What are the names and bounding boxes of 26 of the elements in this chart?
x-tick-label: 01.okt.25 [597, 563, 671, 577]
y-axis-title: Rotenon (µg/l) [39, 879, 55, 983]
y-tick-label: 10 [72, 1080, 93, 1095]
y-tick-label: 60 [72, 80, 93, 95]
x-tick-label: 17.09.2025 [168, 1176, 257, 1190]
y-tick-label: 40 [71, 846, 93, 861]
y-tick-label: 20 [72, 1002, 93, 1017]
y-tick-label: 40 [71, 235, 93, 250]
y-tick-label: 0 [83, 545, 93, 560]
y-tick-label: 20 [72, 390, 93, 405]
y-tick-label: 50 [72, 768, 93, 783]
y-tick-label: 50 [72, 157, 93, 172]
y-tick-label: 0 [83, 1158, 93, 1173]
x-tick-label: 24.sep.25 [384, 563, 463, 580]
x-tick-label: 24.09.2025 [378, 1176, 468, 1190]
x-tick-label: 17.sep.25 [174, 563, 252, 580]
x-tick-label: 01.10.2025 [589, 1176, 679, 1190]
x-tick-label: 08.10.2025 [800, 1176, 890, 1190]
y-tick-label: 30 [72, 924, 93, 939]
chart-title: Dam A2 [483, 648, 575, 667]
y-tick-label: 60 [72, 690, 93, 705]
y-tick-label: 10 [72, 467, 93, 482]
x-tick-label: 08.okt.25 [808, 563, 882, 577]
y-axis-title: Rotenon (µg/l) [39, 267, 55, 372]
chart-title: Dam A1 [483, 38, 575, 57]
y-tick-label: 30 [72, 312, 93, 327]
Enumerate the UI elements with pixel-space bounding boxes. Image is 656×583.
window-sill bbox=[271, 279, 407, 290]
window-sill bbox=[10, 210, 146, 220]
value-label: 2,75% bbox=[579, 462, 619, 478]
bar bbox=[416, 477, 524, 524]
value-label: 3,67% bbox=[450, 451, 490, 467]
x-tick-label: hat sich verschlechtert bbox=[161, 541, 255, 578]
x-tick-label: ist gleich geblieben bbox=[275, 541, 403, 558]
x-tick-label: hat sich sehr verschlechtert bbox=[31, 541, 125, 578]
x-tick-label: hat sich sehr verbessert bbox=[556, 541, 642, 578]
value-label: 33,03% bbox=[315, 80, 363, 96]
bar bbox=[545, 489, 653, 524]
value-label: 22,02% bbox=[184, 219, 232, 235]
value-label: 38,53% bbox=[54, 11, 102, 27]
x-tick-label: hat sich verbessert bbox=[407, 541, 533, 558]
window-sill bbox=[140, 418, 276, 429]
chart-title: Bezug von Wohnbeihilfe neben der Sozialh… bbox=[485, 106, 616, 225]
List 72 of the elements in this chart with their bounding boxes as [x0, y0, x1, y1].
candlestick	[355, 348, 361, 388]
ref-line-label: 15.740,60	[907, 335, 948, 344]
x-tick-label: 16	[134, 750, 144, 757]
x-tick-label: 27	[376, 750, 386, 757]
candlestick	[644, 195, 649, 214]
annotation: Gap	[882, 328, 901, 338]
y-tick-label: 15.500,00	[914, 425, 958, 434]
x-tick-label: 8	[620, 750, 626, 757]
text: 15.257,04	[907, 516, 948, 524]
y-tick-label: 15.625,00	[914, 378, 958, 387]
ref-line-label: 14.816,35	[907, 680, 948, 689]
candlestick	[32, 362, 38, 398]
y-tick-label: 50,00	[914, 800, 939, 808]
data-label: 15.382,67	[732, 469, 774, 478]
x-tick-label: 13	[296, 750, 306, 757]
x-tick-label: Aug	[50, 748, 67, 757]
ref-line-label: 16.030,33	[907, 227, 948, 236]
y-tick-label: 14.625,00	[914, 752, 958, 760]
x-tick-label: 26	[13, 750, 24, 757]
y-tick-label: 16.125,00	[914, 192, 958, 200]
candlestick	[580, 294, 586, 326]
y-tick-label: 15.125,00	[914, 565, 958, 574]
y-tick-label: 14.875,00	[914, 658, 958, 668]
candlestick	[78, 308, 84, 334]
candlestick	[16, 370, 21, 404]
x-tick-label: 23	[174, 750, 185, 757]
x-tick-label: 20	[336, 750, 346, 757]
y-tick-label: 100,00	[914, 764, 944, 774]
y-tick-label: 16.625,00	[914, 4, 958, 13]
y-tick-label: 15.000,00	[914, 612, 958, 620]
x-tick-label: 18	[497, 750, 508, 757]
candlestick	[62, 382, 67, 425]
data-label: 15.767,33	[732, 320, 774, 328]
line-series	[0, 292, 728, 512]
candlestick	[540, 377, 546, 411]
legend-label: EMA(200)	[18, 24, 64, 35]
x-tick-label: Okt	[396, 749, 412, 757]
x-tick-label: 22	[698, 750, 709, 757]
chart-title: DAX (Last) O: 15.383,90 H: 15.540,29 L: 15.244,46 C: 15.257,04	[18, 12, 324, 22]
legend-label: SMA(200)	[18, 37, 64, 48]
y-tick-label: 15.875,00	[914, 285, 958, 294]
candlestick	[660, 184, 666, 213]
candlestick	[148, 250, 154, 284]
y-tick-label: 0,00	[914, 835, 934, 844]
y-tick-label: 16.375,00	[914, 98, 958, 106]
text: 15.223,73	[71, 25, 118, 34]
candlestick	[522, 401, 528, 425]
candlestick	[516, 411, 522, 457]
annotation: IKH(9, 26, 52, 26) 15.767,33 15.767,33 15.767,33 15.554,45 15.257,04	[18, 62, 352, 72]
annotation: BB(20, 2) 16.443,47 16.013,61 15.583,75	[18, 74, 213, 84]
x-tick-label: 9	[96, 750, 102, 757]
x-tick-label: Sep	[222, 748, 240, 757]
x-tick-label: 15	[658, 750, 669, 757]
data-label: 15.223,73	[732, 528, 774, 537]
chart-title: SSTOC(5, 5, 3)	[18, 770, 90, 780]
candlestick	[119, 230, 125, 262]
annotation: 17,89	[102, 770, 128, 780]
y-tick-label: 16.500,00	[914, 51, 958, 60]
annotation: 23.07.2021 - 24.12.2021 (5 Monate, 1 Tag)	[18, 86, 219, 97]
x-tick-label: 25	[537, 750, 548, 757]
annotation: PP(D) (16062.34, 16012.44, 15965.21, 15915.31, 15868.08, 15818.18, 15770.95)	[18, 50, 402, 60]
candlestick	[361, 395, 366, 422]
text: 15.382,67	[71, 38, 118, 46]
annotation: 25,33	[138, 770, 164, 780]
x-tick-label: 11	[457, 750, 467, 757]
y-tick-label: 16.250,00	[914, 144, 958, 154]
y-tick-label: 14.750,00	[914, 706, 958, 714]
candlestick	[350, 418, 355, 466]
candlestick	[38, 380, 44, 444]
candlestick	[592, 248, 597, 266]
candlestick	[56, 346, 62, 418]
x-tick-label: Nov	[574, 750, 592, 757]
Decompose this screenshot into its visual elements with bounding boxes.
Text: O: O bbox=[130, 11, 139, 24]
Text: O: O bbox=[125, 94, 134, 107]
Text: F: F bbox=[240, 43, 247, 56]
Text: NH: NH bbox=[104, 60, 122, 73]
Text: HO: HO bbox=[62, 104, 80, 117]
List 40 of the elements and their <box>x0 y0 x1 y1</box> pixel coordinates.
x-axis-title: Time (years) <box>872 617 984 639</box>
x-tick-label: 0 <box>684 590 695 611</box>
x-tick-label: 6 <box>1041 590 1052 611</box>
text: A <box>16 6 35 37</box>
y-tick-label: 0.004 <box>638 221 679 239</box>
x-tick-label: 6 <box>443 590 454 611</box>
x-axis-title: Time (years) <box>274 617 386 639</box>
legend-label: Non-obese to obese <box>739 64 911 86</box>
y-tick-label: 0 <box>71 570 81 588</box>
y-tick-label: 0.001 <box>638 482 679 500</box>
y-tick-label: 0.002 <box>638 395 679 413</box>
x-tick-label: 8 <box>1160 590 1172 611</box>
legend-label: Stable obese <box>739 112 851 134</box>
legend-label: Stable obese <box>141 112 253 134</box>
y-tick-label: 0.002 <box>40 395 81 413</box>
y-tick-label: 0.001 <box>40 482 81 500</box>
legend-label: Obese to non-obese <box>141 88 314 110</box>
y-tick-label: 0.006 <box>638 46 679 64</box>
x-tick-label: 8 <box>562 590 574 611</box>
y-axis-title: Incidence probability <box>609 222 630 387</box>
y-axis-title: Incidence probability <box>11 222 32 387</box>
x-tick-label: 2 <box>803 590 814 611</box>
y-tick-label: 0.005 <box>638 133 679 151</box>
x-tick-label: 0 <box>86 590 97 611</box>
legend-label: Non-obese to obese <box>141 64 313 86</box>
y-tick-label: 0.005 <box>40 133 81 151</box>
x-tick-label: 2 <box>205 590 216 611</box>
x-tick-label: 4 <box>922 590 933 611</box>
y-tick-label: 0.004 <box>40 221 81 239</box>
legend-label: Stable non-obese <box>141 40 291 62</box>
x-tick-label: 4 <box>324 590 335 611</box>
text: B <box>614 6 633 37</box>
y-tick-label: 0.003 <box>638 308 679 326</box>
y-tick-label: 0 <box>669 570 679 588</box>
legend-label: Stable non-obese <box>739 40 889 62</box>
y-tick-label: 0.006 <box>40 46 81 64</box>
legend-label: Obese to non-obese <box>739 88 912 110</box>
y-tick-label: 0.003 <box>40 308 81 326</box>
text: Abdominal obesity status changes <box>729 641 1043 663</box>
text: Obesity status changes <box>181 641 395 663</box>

---

EXERCISE DIRECTIONS: Reproduce the records from the start through the line containing "value-label: 38,53% bbox=[54, 11, 102, 27]", substituting "windowsill" for "window-sill" and leaving everything else unchanged.

OUTPUT OF THE EXERCISE:
What are the names and bounding boxes of 26 of the elements in this chart?
x-tick-label: 01.okt.25 [597, 563, 671, 577]
y-axis-title: Rotenon (µg/l) [39, 879, 55, 983]
y-tick-label: 10 [72, 1080, 93, 1095]
y-tick-label: 60 [72, 80, 93, 95]
x-tick-label: 17.09.2025 [168, 1176, 257, 1190]
y-tick-label: 40 [71, 846, 93, 861]
y-tick-label: 20 [72, 1002, 93, 1017]
y-tick-label: 40 [71, 235, 93, 250]
y-tick-label: 0 [83, 545, 93, 560]
y-tick-label: 20 [72, 390, 93, 405]
y-tick-label: 50 [72, 768, 93, 783]
y-tick-label: 50 [72, 157, 93, 172]
y-tick-label: 0 [83, 1158, 93, 1173]
x-tick-label: 24.sep.25 [384, 563, 463, 580]
x-tick-label: 24.09.2025 [378, 1176, 468, 1190]
x-tick-label: 17.sep.25 [174, 563, 252, 580]
x-tick-label: 01.10.2025 [589, 1176, 679, 1190]
x-tick-label: 08.10.2025 [800, 1176, 890, 1190]
y-tick-label: 30 [72, 924, 93, 939]
chart-title: Dam A2 [483, 648, 575, 667]
y-tick-label: 60 [72, 690, 93, 705]
y-tick-label: 10 [72, 467, 93, 482]
x-tick-label: 08.okt.25 [808, 563, 882, 577]
y-axis-title: Rotenon (µg/l) [39, 267, 55, 372]
chart-title: Dam A1 [483, 38, 575, 57]
y-tick-label: 30 [72, 312, 93, 327]
Enumerate the UI elements with pixel-space bounding boxes. Image is 656×583.
windowsill bbox=[271, 279, 407, 290]
windowsill bbox=[10, 210, 146, 220]
value-label: 2,75% bbox=[579, 462, 619, 478]
bar bbox=[416, 477, 524, 524]
value-label: 3,67% bbox=[450, 451, 490, 467]
x-tick-label: hat sich verschlechtert bbox=[161, 541, 255, 578]
x-tick-label: ist gleich geblieben bbox=[275, 541, 403, 558]
x-tick-label: hat sich sehr verschlechtert bbox=[31, 541, 125, 578]
x-tick-label: hat sich sehr verbessert bbox=[556, 541, 642, 578]
value-label: 33,03% bbox=[315, 80, 363, 96]
bar bbox=[545, 489, 653, 524]
value-label: 22,02% bbox=[184, 219, 232, 235]
value-label: 38,53% bbox=[54, 11, 102, 27]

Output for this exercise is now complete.